Using the records below, report how many lines hold "когда", with no extra text.

---

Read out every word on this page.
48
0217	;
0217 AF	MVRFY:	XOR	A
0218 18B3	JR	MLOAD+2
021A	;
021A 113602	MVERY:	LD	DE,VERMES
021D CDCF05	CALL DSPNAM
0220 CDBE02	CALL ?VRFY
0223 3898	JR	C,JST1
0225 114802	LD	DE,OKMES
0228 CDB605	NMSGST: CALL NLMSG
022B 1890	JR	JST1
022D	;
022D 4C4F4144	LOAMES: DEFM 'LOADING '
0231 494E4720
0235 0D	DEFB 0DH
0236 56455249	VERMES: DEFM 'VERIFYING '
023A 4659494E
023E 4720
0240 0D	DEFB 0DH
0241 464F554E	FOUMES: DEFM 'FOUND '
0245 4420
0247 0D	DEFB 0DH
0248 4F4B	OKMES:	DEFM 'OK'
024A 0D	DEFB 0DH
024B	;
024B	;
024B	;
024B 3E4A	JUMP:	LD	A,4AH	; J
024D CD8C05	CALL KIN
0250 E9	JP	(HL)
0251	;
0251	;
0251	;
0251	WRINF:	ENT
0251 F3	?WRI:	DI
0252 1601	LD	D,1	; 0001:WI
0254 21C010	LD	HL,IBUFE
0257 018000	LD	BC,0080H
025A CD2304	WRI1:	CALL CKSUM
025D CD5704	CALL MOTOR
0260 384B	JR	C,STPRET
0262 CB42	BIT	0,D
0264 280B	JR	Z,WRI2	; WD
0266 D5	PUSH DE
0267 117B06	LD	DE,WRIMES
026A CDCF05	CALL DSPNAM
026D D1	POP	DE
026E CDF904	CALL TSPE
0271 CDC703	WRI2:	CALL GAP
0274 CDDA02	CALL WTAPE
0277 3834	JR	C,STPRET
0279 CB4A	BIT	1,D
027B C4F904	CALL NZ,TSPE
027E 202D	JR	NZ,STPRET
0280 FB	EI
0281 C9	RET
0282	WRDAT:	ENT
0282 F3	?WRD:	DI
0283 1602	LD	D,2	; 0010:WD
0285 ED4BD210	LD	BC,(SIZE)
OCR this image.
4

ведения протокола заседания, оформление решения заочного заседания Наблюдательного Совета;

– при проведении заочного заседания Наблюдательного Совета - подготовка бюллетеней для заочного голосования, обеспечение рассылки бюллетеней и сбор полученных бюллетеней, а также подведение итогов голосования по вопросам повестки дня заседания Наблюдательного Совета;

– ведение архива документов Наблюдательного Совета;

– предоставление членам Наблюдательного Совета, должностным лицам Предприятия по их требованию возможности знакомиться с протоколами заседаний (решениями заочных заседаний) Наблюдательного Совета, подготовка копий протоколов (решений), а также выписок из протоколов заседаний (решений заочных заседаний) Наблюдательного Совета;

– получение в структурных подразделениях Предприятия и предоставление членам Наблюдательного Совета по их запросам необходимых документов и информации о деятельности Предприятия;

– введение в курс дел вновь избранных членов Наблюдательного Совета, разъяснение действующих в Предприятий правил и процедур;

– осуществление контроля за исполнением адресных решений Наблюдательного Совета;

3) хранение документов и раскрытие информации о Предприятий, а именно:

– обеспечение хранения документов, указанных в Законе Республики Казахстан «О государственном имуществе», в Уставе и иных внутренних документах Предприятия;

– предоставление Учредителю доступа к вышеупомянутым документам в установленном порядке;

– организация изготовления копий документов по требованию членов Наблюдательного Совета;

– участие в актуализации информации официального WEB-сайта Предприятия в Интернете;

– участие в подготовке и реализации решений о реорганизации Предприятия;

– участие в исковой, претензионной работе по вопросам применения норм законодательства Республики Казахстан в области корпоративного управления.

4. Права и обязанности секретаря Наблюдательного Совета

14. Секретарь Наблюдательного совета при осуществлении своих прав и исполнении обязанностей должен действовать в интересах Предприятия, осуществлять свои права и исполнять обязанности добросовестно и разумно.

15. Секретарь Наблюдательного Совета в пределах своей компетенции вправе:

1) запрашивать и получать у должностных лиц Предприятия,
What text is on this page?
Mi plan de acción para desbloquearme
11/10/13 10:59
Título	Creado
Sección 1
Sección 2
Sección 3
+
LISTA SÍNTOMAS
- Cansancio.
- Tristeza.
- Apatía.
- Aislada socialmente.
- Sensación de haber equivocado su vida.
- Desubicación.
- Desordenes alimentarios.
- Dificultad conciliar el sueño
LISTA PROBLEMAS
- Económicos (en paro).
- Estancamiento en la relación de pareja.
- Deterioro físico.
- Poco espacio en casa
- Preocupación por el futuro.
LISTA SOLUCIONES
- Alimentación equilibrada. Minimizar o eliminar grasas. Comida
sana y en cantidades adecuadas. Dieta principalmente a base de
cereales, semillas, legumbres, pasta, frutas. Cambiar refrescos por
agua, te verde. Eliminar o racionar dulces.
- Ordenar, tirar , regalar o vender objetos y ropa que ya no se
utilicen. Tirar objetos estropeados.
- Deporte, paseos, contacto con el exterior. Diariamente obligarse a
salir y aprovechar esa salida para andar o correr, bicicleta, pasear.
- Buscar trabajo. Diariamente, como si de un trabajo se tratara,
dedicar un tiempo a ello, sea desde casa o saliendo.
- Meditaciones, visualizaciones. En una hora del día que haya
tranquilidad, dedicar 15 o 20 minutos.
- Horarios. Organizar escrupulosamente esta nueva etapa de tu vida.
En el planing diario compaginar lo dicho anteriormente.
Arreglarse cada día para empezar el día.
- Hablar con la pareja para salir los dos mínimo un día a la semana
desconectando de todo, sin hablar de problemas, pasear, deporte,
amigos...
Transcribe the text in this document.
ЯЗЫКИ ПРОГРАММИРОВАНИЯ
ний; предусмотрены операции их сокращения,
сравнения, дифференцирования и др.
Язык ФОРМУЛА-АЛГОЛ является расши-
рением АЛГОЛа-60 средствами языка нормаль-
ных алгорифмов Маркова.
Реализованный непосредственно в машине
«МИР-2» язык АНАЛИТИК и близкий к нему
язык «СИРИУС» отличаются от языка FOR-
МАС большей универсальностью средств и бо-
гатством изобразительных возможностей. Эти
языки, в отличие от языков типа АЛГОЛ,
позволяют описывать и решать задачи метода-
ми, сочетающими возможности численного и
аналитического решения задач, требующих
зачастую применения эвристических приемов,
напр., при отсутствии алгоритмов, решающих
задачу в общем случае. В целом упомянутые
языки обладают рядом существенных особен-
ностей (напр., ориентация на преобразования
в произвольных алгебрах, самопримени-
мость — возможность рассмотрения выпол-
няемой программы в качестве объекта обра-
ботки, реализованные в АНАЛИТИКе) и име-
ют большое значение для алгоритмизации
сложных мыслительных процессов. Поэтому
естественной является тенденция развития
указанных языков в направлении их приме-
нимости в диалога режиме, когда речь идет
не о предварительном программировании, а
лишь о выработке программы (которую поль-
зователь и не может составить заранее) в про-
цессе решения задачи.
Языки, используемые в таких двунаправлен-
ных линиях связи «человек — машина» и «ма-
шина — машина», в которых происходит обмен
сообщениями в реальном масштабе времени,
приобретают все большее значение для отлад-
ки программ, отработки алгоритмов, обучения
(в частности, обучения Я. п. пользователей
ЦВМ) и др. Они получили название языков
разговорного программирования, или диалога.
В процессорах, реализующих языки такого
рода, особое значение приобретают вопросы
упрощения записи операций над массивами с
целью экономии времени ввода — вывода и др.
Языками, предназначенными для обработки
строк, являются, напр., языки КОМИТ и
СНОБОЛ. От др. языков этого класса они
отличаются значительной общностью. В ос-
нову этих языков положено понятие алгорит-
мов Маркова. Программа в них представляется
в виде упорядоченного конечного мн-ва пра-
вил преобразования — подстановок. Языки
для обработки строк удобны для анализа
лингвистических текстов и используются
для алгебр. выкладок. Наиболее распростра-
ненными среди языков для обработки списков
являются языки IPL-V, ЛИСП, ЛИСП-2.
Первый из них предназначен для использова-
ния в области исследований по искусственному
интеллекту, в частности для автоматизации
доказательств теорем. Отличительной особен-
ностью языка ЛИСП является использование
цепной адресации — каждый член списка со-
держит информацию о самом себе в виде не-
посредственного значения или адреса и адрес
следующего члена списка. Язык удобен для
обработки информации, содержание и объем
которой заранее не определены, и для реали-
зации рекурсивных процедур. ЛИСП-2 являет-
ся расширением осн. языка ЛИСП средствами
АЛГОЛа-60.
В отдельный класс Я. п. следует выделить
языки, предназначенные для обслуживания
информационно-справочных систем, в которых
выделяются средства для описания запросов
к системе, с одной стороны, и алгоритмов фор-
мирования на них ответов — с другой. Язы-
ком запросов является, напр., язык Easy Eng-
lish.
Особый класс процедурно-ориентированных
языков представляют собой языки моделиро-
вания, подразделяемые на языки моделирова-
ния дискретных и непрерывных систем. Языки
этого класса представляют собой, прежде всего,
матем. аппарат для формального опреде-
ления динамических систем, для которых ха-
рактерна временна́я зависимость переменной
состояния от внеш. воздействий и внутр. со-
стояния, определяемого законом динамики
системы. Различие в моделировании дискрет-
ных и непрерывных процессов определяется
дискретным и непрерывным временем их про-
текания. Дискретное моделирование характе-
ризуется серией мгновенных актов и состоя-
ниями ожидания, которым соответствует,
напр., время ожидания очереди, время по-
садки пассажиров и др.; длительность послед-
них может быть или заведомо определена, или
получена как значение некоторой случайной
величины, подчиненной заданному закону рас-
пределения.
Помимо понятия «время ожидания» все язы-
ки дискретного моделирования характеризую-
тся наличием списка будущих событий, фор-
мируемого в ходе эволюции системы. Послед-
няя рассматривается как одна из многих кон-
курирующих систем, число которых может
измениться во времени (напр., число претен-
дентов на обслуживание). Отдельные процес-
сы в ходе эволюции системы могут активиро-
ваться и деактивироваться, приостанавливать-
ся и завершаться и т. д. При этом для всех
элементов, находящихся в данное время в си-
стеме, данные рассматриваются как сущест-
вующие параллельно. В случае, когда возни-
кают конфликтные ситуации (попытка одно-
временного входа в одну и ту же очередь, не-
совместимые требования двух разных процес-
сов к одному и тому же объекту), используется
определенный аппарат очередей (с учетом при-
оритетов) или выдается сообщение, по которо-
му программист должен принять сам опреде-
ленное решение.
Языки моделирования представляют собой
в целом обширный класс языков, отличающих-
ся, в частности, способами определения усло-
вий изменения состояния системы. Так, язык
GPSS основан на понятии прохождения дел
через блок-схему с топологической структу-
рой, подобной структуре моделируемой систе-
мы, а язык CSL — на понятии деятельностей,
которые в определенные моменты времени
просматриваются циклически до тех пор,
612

---

PROBLEM SOLUTION — 2